FreeMarker doesn't support doing this (only resolving some parts of a template). What you could do is pre-processing the template with you own parser. That's supported by using your own TemplateLoader implementation that delegates to another TemplateLoader (the original one) and filters the content. So you can apply your transformation on-the-fly when the template is needed for the first time, and the result will be cached (in the standard template cache of FreeMarker). I would recommend using your own syntax (like <%include '...'>), so that everyone will see that something special is going on there.
I ended up having to create my own expander. I hope it will be useful to someone:
/**
* Utility class to perform Freemarker template expansion.

■ Raw data
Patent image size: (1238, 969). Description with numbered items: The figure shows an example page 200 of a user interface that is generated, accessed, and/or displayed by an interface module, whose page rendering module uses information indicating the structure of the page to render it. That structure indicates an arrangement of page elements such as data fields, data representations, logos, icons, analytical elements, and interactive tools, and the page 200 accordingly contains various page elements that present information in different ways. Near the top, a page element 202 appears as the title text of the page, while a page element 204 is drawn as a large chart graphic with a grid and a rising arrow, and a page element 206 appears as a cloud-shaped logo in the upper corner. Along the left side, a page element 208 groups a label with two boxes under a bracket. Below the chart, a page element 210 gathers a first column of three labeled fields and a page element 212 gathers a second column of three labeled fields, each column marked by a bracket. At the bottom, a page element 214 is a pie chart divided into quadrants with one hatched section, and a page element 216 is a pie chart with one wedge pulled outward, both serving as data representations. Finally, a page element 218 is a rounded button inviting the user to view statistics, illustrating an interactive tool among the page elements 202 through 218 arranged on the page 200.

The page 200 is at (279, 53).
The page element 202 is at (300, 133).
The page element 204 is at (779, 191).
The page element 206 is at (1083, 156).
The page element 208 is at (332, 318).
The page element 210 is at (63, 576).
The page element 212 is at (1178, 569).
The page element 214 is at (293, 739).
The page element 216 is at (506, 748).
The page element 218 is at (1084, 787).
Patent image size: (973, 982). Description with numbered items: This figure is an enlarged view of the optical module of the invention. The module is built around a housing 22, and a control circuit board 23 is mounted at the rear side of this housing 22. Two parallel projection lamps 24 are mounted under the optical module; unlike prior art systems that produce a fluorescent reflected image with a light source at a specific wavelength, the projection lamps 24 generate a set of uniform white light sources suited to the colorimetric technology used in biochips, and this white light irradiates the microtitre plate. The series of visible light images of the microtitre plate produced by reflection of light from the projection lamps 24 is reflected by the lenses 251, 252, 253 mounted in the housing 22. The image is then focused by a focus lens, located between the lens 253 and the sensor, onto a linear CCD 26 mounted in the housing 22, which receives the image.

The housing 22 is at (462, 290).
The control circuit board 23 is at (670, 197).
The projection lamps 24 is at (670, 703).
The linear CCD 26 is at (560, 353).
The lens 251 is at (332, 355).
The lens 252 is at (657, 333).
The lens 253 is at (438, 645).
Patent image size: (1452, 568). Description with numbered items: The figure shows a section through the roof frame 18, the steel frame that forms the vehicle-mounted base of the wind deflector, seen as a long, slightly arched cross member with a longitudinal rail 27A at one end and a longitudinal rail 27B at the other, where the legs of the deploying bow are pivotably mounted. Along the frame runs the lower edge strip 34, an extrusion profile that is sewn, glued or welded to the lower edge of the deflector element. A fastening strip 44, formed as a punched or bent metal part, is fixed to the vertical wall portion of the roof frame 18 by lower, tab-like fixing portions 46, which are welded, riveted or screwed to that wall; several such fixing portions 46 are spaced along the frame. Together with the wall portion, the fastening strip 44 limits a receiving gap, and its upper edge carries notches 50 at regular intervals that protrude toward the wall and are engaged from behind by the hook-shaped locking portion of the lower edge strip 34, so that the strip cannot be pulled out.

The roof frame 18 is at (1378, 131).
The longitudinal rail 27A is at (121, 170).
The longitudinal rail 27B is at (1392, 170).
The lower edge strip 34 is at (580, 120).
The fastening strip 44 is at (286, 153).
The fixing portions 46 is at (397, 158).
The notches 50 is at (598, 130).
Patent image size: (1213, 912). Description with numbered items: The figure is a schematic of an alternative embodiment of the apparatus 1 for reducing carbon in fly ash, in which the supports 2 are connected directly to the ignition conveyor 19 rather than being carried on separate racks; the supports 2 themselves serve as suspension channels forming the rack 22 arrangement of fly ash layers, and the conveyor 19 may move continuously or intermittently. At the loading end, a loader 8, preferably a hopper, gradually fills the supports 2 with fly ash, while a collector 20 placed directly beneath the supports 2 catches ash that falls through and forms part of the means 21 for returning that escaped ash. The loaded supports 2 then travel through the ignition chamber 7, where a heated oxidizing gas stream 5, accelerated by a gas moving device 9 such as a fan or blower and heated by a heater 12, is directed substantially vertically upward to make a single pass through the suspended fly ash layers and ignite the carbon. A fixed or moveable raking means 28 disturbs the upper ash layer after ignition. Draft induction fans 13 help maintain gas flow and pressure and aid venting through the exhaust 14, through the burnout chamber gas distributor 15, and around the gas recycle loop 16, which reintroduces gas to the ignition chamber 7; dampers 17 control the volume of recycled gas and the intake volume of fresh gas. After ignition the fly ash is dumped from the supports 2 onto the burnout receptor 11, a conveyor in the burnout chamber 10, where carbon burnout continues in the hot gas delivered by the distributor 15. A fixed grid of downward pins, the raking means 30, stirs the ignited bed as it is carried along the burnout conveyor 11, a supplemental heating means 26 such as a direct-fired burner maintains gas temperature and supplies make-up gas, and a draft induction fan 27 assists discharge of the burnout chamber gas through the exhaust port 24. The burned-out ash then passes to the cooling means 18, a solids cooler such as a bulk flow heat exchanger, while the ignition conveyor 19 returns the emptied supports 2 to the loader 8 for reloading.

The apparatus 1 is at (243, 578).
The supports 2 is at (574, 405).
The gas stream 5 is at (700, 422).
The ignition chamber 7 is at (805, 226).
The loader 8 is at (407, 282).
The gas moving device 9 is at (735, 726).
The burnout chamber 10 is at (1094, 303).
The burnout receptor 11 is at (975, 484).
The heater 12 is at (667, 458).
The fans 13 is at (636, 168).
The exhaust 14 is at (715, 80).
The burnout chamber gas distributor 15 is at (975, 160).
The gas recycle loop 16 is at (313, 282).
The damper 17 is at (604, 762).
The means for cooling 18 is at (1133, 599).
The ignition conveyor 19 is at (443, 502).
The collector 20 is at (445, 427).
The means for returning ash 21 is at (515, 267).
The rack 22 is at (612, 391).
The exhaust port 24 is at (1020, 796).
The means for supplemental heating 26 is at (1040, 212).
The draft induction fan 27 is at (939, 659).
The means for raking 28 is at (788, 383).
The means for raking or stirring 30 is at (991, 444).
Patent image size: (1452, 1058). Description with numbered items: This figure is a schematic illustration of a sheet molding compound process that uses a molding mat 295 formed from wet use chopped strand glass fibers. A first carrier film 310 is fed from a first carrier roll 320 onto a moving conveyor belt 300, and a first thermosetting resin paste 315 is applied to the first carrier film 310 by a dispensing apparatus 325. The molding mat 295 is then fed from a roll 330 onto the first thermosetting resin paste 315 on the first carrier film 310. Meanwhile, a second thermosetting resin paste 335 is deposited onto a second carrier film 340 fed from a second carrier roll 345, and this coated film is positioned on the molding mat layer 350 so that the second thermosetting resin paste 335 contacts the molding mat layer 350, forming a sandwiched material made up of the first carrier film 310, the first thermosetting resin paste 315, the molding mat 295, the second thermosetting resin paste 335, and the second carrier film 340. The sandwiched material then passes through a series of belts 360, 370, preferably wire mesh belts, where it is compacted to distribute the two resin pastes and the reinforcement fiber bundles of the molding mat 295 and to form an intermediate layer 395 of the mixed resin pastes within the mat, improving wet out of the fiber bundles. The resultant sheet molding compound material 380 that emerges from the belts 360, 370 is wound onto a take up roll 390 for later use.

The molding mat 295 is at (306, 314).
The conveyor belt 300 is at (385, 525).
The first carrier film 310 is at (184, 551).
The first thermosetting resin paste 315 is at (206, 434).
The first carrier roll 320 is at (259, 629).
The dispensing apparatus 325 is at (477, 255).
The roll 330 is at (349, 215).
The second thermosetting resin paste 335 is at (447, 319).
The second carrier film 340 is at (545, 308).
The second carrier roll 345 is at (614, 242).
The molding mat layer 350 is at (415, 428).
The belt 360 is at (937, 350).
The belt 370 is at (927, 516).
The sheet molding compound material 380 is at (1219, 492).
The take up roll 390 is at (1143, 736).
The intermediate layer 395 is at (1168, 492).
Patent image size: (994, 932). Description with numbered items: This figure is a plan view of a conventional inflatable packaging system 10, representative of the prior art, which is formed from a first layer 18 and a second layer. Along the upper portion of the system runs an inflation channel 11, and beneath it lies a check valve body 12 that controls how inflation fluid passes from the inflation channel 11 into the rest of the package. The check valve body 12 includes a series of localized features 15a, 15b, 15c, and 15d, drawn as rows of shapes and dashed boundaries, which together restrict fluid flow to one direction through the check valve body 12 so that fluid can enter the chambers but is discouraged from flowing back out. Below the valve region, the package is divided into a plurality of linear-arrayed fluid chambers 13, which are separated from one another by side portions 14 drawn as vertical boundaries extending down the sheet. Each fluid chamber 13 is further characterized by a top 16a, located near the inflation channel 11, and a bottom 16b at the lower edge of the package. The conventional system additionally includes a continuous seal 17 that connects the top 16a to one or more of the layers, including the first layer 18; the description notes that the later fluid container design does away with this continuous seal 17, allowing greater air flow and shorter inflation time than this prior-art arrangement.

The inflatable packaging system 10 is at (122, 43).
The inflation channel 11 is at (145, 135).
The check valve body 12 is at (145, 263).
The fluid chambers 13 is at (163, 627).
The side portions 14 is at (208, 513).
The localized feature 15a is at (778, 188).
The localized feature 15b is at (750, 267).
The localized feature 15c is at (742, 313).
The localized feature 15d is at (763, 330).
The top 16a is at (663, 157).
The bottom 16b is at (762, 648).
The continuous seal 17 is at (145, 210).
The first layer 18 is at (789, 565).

■ What to do
1 - Output the part of the FreeMarker text starting with "FreeMarker doesn't support" and going on through "Freemarker template expansion.".
2 - In the FreeMarker text, list every sentence of the paragraph beginning "FreeMarker doesn't support" that contains the word "your".
3 - Condense the paragraph of the FreeMarker text that opens with "FreeMarker doesn't support doing this" into a short bulleted list that keeps its main facts.
The listing plays no part in any of this work.

■ Answers to the problems
1 -
FreeMarker doesn't support doing this (only resolving some parts of a template). What you could do is pre-processing the template with you own parser. That's supported by using your own TemplateLoader implementation that delegates to another TemplateLoader (the original one) and filters the content. So you can apply your transformation on-the-fly when the template is needed for the first time, and the result will be cached (in the standard template cache of FreeMarker). I would recommend using your own syntax (like <%include '...'>), so that everyone will see that something special is going on there.
I ended up having to create my own expander. I hope it will be useful to someone:
/**
* Utility class to perform Freemarker template expansion.

2 -
- That's supported by using your own TemplateLoader implementation that delegates to another TemplateLoader (the original one) and filters the content.
- So you can apply your transformation on-the-fly when the template is needed for the first time, and the result will be cached (in the standard template cache of FreeMarker).
- I would recommend using your own syntax (like <%include '...'>), so that everyone will see that something special is going on there.

3 -
- FreeMarker can't resolve only some parts of a template.
- The alternative is to pre-process the template with a custom parser.
- This works through a custom TemplateLoader implementation that delegates to the original TemplateLoader and filters the content.
- The transformation then runs on the fly the first time the template is needed, and the result is cached in FreeMarker's standard template cache.
- A custom syntax such as <%include '...'> is recommended so everyone can see that something special is going on.